** EXERCISE DESCRIPTION **
Copy each line where the word "建筑工程有限公司" occurs.

** Entries taken from a collection **

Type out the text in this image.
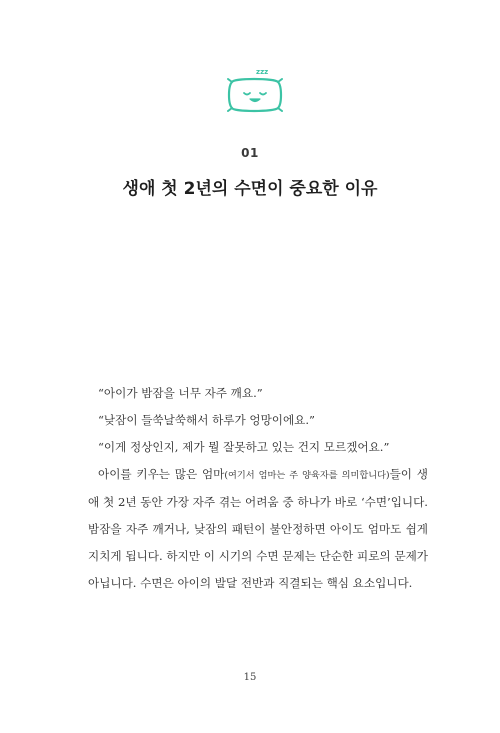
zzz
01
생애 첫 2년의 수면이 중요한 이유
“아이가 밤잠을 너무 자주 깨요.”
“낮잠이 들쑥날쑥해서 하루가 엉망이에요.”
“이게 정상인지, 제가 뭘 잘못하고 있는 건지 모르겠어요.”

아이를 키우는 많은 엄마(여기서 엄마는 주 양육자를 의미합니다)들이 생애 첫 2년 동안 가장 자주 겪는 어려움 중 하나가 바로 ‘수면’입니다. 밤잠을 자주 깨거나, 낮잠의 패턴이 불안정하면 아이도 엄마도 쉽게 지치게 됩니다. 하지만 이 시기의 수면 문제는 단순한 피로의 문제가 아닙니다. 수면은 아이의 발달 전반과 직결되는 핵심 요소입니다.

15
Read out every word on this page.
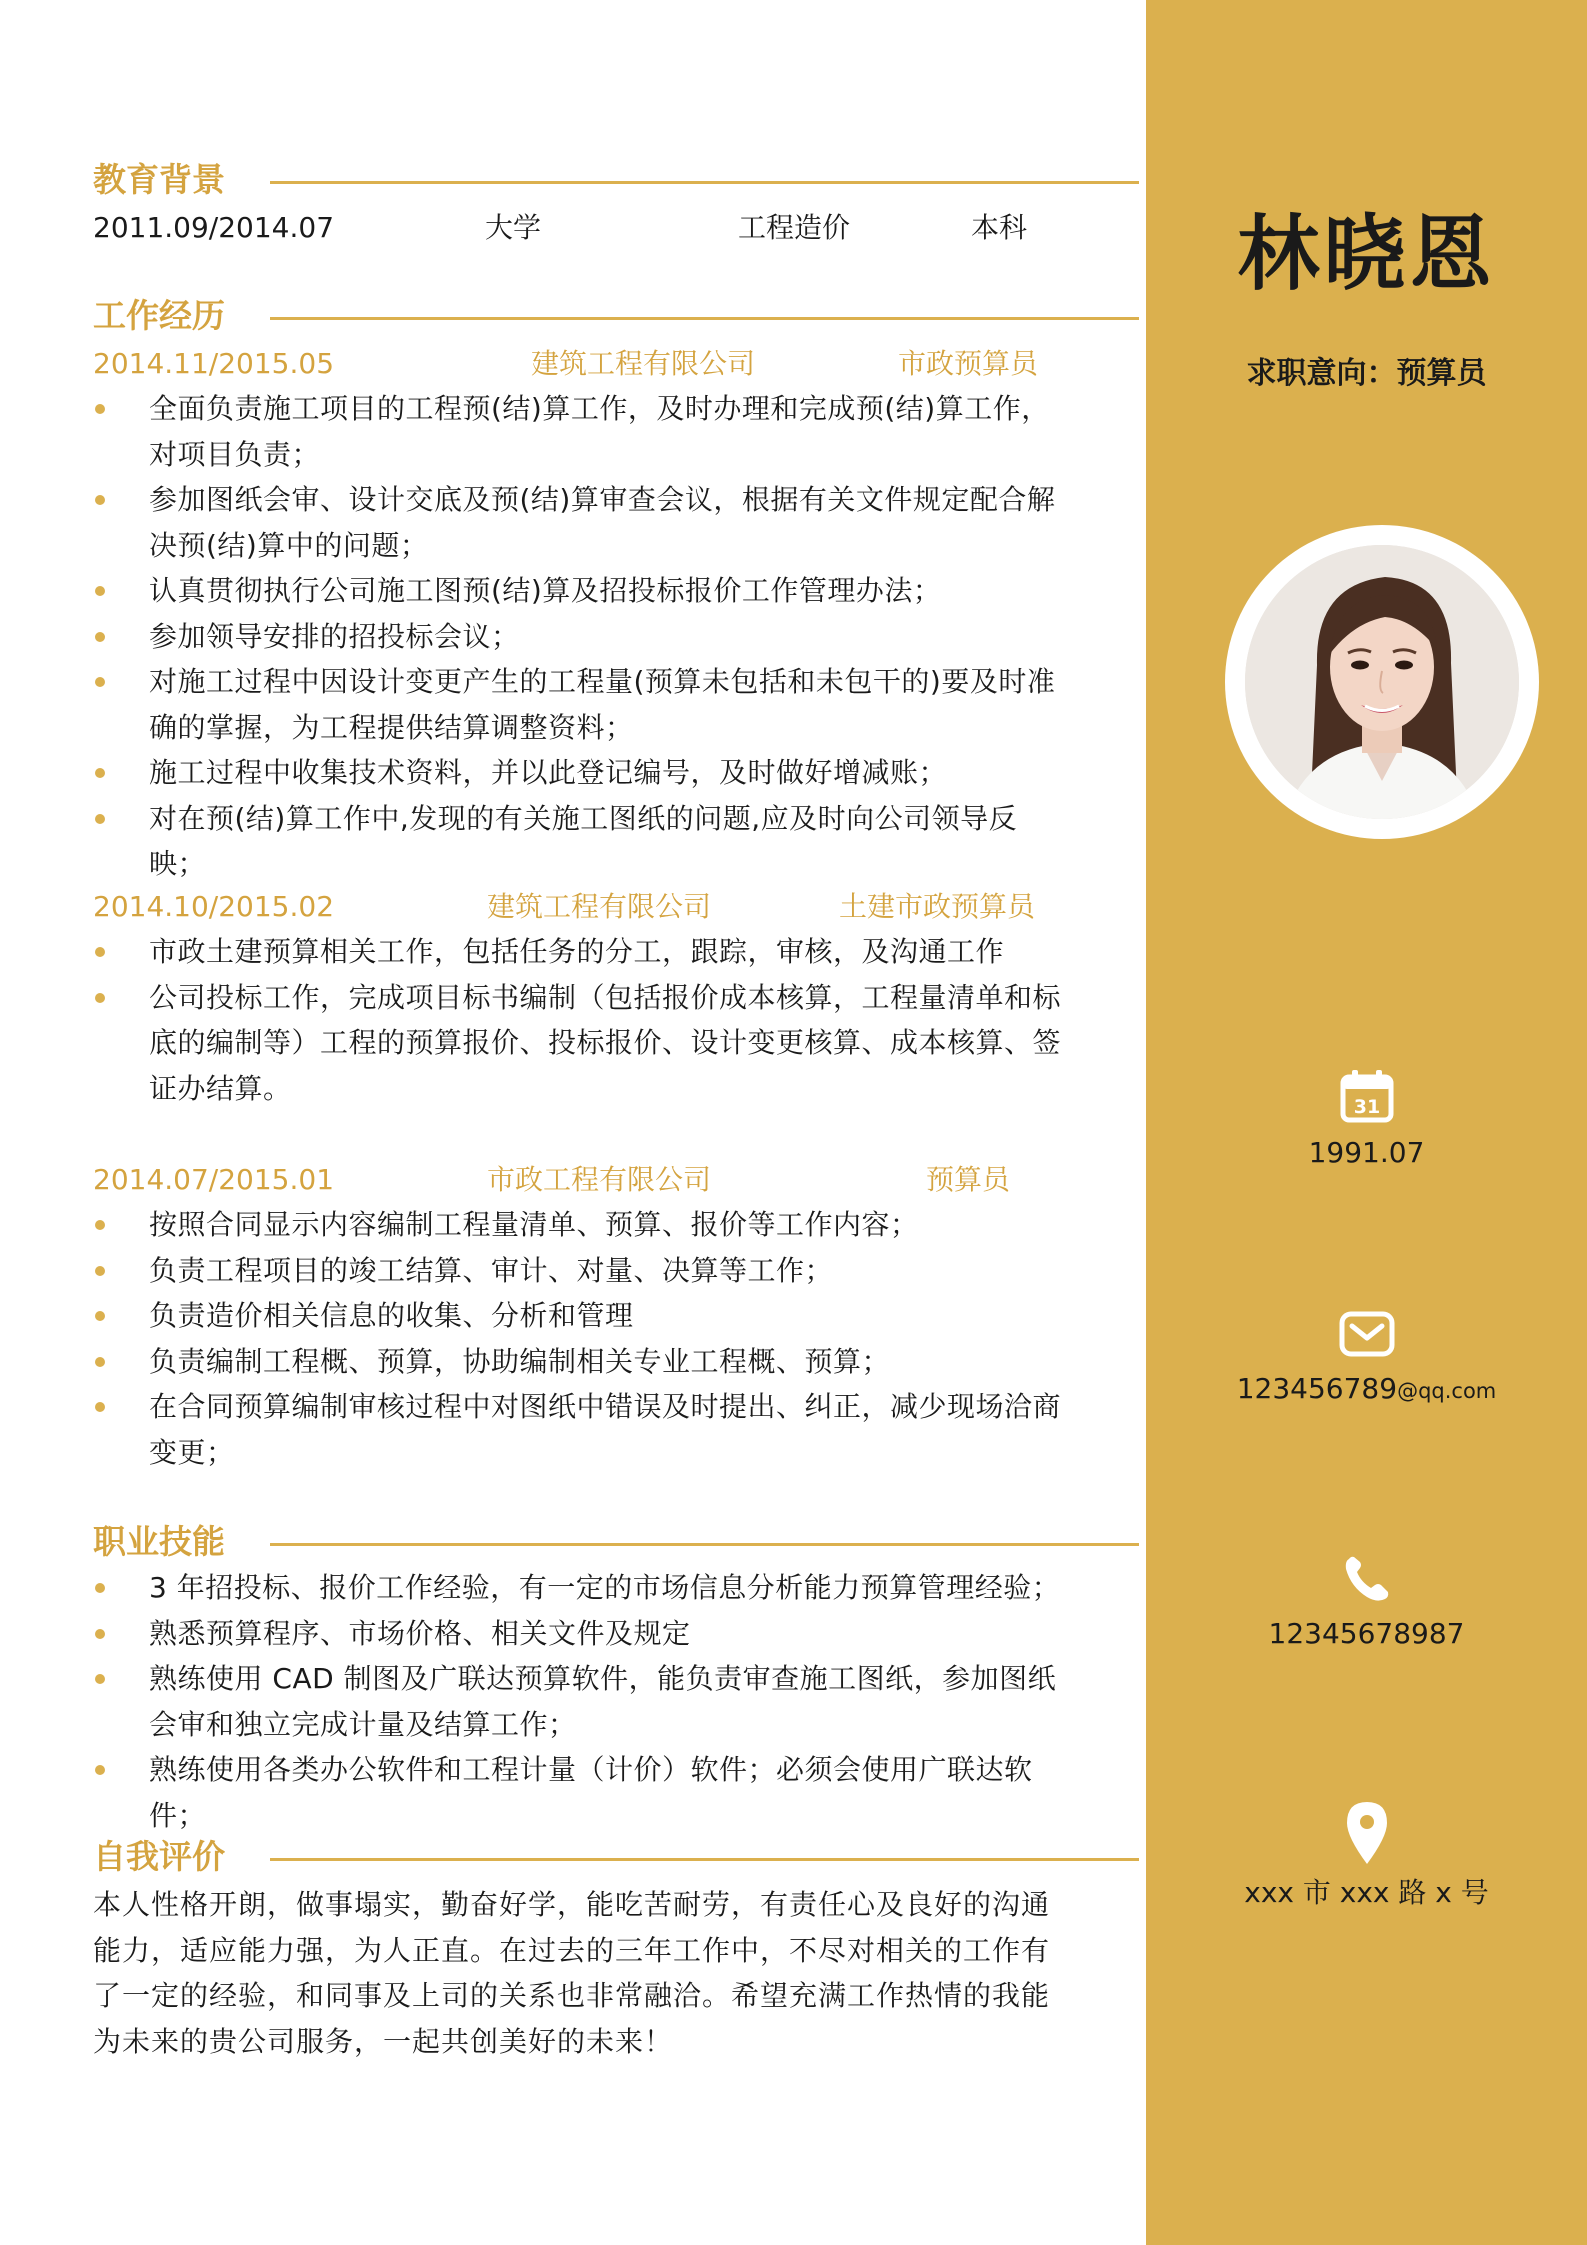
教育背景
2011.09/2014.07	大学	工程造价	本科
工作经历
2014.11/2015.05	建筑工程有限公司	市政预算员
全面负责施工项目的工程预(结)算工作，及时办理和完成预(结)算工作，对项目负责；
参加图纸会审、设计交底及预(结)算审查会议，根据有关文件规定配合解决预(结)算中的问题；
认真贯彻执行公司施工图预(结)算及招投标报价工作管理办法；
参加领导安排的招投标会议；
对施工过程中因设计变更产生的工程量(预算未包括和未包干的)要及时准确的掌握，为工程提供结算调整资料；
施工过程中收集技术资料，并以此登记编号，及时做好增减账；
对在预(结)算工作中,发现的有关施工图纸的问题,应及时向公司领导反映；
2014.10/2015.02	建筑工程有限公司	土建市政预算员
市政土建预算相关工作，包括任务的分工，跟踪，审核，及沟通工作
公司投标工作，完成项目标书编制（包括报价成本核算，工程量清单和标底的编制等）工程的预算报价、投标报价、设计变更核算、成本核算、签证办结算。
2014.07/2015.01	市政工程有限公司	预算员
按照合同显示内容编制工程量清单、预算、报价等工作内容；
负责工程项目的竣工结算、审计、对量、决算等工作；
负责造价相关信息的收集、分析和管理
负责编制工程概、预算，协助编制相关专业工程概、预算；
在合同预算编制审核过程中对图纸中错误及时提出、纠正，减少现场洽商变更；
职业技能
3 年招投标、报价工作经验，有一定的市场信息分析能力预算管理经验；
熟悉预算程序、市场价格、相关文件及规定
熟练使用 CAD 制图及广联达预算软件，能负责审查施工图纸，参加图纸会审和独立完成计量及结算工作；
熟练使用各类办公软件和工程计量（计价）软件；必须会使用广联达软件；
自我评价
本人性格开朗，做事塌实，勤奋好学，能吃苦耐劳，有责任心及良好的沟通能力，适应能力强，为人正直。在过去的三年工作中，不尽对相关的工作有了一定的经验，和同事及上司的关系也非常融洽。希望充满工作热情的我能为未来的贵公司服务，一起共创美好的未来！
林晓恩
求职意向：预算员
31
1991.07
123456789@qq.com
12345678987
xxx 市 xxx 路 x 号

** THE ANSWER **
2014.11/2015.05	建筑工程有限公司	市政预算员
2014.10/2015.02	建筑工程有限公司	土建市政预算员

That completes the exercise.